**Figure record extracts**
──────────

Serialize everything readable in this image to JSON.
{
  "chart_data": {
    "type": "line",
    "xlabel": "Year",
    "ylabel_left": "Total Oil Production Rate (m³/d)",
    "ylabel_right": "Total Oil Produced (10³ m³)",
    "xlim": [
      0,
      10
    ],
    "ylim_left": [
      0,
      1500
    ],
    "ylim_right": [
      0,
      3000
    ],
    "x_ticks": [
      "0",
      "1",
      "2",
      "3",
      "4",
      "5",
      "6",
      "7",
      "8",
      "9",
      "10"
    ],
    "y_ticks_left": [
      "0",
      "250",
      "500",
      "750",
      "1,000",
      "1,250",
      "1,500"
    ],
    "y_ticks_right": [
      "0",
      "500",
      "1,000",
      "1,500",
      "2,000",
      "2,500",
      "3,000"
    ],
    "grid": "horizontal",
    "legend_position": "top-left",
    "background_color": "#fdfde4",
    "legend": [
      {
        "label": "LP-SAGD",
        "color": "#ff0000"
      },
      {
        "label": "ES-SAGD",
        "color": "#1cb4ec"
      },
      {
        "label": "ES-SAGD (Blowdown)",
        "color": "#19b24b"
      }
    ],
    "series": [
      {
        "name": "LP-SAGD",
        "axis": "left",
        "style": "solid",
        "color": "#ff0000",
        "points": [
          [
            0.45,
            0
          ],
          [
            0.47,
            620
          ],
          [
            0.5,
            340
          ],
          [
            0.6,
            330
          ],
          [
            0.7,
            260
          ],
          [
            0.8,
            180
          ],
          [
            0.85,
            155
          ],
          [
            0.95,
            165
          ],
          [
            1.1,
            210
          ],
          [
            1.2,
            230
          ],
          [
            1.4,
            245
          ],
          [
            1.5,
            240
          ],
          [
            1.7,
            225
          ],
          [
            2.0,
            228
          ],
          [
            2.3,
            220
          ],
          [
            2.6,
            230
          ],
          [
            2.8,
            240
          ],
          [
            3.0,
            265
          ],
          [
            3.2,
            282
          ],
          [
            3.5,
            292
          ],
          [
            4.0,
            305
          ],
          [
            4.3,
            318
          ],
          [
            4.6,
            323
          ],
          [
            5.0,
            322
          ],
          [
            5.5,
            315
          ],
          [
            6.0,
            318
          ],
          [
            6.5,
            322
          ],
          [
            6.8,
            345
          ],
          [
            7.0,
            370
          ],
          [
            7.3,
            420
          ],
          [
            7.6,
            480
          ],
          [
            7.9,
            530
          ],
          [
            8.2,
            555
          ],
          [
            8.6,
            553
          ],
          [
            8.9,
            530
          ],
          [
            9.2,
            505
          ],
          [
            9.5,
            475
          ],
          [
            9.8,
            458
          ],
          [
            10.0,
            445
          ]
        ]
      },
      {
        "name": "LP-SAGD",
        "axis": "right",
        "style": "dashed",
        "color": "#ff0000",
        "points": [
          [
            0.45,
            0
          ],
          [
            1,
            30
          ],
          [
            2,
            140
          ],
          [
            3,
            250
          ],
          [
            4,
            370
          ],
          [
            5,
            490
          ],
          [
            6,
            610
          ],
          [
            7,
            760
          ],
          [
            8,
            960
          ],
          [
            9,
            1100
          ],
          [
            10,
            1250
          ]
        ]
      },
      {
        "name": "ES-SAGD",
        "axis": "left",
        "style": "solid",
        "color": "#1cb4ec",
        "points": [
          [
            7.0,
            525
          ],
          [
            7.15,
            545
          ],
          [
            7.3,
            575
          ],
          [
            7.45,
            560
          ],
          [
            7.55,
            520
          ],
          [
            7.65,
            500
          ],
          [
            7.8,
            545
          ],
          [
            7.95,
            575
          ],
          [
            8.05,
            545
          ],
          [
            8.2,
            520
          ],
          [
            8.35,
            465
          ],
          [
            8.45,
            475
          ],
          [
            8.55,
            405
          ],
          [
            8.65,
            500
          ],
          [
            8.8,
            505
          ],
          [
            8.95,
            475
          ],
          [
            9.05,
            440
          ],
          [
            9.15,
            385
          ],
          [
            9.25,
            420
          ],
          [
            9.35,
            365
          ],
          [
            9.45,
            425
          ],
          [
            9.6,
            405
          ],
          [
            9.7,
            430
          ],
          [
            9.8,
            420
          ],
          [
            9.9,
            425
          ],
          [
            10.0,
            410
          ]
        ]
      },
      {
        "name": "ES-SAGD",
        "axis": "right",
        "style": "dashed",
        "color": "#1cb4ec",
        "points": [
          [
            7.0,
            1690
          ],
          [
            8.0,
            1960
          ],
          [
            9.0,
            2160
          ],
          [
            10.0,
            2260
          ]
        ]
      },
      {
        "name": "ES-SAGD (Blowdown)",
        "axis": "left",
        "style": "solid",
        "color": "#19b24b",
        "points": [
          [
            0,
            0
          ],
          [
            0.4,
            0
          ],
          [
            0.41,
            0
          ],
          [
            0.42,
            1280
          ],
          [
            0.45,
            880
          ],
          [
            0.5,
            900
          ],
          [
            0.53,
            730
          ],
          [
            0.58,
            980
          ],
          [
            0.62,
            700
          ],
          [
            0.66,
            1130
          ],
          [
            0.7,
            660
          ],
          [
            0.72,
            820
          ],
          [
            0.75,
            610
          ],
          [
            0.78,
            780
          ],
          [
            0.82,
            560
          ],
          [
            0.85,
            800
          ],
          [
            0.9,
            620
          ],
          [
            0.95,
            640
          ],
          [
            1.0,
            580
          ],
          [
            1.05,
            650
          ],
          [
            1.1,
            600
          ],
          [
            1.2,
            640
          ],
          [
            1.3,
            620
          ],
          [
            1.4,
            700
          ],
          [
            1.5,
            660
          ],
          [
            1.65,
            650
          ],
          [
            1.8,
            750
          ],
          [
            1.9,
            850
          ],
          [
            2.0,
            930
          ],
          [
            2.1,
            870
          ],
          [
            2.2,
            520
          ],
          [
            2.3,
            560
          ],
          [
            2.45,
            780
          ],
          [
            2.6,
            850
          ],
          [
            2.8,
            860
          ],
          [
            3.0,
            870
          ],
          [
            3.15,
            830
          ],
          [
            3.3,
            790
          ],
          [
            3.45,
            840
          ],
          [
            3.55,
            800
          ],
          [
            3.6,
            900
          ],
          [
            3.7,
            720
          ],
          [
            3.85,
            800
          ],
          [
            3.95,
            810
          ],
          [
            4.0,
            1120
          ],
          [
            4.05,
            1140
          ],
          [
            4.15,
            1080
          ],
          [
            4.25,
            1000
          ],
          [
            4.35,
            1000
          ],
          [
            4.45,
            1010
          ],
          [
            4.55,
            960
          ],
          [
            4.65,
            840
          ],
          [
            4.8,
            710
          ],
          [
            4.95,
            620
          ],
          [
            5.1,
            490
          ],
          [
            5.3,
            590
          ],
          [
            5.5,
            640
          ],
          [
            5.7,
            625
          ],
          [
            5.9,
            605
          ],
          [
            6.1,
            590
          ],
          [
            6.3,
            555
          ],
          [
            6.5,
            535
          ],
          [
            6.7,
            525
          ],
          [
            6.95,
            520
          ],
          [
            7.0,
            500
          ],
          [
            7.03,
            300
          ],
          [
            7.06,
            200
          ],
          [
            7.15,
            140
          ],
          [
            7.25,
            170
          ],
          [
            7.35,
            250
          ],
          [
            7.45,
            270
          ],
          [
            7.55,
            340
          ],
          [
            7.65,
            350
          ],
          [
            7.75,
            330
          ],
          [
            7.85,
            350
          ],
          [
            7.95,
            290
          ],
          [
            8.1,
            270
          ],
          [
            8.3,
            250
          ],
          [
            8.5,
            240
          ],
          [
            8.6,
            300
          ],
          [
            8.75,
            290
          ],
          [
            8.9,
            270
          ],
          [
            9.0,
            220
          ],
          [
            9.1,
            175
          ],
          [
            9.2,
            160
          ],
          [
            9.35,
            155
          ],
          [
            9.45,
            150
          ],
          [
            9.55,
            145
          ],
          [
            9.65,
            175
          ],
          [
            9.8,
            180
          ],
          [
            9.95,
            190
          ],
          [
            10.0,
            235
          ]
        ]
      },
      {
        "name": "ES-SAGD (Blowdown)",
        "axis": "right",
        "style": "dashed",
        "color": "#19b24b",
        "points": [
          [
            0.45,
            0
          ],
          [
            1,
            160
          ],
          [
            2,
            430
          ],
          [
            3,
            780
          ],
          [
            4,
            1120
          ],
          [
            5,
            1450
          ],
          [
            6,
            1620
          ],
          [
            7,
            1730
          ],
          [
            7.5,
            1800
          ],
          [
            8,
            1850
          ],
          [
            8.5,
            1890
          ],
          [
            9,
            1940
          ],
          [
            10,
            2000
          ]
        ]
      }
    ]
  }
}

──────────

**Problem**
Out of the records, collect only those lines that contain the string "Total".

**Result of the task**
    "ylabel_left": "Total Oil Production Rate (m³/d)",
    "ylabel_right": "Total Oil Produced (10³ m³)",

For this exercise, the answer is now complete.